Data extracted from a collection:
▼▼▼
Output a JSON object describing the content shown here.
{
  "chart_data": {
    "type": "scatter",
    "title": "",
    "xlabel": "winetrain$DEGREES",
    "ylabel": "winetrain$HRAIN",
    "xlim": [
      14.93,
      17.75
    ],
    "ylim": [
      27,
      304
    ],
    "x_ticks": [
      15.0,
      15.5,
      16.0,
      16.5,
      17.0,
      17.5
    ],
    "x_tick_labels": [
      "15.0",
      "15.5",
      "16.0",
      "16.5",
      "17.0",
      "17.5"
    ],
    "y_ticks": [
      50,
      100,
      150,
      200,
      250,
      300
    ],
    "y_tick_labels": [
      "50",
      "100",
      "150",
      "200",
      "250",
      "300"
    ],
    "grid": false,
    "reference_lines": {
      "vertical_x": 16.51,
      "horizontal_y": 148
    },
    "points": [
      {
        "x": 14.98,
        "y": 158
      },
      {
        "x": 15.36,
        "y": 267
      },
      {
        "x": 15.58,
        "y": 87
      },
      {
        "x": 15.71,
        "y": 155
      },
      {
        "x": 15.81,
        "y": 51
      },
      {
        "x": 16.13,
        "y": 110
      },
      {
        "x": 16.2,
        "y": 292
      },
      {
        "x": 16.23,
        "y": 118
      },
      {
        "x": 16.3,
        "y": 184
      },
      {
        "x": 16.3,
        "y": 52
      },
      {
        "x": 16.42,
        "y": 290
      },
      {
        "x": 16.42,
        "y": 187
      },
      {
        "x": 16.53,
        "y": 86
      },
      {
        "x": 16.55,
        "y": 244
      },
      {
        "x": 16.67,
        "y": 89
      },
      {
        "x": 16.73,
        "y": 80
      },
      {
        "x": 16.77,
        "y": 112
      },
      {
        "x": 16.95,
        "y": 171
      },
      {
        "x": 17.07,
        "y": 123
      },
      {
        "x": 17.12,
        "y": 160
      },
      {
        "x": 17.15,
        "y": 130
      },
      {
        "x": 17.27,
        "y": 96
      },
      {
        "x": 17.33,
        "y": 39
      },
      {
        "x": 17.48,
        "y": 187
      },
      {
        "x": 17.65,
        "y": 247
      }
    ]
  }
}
▲▲▲
▼▼▼
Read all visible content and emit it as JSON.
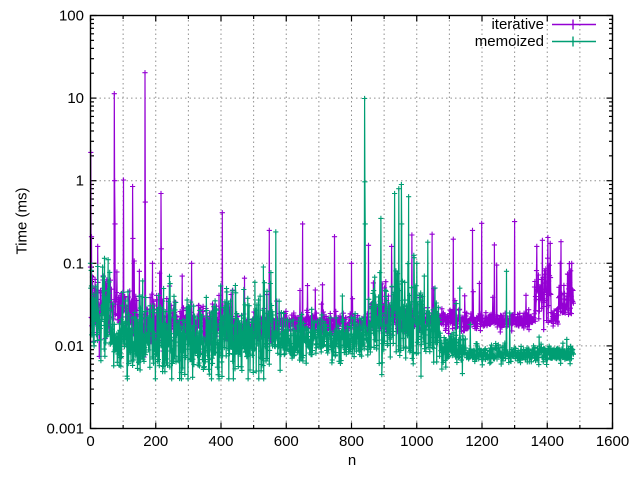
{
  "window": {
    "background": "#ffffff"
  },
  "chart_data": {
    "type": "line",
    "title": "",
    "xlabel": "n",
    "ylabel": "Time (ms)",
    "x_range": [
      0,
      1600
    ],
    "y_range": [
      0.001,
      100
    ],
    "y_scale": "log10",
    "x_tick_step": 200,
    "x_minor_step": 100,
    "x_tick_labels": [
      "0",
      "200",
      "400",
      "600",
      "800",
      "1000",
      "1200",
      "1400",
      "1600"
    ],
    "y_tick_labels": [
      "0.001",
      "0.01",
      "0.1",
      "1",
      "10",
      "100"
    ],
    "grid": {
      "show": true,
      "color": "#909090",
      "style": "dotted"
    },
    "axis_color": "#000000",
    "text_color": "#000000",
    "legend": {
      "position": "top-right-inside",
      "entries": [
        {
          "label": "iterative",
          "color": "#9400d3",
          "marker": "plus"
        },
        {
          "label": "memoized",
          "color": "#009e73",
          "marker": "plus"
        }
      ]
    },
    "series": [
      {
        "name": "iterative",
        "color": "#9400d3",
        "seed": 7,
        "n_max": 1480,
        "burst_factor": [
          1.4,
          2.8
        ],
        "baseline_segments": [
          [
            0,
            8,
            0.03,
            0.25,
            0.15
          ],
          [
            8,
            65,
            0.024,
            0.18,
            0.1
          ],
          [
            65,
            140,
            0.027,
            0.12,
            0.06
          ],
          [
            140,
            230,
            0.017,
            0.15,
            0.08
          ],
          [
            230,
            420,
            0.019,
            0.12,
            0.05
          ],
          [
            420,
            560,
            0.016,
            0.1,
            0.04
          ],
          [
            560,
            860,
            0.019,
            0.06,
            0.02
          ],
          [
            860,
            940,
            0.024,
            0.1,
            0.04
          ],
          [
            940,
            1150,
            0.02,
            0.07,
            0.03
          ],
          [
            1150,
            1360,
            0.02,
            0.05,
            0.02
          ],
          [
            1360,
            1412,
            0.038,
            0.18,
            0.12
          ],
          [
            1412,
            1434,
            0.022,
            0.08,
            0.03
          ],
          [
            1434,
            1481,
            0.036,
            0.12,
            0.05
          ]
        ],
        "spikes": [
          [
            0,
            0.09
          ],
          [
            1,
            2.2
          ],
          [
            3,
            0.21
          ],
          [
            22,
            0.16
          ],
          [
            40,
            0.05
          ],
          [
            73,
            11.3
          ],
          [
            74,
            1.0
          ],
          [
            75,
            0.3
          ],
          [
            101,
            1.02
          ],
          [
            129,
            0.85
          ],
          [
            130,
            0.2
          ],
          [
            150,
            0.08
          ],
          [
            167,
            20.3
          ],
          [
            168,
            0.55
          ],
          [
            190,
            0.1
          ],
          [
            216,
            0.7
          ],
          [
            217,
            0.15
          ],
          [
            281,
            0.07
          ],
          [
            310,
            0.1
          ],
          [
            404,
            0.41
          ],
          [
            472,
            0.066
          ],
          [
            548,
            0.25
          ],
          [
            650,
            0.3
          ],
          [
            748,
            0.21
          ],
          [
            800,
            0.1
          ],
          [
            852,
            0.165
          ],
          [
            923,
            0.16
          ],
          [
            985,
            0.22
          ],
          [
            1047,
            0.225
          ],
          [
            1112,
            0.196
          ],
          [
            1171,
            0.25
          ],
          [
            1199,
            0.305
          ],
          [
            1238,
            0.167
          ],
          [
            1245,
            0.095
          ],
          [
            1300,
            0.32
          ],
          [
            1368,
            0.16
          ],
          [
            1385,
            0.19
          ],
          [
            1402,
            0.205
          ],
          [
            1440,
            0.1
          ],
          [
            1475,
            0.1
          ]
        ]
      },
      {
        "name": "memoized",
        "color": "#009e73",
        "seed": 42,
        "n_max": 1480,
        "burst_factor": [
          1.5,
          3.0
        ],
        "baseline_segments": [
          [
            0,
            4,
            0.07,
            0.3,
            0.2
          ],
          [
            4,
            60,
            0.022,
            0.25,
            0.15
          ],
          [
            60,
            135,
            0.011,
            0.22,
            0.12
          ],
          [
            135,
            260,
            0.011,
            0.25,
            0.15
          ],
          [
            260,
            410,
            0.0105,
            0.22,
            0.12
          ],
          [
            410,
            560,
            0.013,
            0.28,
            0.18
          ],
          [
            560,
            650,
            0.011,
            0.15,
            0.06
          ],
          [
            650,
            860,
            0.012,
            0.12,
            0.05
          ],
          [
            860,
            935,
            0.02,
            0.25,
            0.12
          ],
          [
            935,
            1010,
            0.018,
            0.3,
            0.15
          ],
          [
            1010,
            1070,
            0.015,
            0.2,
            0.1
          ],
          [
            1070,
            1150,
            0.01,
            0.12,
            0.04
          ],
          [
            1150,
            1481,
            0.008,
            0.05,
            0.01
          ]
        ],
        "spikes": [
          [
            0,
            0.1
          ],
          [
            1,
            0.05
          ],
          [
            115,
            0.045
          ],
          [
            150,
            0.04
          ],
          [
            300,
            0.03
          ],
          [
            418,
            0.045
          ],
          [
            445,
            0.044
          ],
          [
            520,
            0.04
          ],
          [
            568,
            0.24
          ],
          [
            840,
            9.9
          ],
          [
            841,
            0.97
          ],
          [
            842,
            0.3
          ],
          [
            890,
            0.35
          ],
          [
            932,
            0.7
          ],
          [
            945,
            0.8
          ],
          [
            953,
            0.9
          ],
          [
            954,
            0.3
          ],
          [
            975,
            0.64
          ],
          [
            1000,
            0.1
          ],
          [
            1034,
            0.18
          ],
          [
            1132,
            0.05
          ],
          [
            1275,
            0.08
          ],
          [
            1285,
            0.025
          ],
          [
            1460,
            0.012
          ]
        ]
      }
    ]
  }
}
▲▲▲
• TASK BRIEF:
In the entries above, find every line holding the word "ylabel" and copy it out.

• RESPONSE:
    "ylabel": "winetrain$HRAIN",
    "ylabel": "Time (ms)",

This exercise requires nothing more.